=== SET TASK ===
Find the lines below that contain the word "персонала" and count them. Only the number should be given.

--- START OF RECORDS TO USE ---

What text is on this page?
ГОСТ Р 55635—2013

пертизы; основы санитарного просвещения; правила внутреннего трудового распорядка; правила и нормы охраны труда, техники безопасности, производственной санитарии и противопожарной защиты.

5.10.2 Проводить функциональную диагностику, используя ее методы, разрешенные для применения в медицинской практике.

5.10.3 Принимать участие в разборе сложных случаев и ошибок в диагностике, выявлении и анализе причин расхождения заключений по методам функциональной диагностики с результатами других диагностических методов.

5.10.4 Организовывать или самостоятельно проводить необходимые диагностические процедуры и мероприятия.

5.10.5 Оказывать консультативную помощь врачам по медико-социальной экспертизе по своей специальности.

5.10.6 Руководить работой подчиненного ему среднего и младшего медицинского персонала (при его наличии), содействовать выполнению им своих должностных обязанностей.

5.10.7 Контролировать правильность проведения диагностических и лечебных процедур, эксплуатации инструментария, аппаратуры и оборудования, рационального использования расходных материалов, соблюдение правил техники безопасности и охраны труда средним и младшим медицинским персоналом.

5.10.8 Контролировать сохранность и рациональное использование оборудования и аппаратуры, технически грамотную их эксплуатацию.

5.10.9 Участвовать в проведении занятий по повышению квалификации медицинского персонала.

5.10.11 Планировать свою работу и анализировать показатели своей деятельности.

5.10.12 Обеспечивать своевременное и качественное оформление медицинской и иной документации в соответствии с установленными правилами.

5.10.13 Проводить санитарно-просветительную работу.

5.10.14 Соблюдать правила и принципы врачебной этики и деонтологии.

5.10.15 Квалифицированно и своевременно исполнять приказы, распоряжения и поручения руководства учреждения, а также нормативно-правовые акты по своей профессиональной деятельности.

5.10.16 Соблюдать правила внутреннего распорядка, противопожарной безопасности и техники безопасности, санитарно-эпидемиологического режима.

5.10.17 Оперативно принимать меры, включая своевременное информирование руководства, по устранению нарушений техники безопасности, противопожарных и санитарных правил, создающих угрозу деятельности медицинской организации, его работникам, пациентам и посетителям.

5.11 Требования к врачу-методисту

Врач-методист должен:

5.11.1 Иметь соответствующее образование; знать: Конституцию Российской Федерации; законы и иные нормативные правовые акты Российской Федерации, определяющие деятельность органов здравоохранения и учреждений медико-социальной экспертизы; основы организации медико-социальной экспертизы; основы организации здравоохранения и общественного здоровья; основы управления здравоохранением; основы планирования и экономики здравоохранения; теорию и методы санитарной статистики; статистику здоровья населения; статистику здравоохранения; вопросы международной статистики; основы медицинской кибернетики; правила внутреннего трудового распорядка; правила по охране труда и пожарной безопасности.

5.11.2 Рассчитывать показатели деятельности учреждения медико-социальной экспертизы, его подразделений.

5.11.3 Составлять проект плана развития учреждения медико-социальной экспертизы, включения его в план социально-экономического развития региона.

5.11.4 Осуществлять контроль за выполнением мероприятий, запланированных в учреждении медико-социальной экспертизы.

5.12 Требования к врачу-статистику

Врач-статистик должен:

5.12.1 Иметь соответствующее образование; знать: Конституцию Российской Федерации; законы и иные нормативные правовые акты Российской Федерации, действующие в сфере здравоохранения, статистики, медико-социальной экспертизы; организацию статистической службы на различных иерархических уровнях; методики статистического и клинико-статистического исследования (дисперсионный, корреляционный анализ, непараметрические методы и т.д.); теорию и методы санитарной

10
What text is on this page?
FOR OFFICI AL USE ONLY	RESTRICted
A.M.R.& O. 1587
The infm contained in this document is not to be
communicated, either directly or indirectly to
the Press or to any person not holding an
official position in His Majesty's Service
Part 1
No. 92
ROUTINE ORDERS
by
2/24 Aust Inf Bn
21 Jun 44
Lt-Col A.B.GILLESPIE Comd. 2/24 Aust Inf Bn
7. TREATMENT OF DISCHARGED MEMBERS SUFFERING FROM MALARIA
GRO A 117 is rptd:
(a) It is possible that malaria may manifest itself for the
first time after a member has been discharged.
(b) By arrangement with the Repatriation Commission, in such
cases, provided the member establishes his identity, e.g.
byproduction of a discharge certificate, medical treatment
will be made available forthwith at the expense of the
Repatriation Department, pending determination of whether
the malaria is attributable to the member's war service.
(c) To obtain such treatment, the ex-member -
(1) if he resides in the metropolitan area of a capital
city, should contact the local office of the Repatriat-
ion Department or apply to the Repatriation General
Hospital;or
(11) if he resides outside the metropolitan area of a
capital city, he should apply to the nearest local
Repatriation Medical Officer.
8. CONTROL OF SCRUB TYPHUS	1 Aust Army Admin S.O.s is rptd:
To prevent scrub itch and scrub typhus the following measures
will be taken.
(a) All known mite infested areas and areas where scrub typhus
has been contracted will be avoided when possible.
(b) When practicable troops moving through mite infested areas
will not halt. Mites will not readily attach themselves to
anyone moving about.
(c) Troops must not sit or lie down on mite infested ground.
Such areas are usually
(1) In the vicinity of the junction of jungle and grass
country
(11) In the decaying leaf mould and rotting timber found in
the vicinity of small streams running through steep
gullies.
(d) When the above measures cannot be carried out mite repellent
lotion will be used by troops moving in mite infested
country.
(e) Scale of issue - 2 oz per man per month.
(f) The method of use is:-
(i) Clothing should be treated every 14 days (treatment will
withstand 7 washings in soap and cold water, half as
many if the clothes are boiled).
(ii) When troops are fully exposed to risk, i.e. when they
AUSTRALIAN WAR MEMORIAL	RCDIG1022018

--- END OF RECORDS TO USE ---

=== OUTPUT OF THE EXERCISE ===
2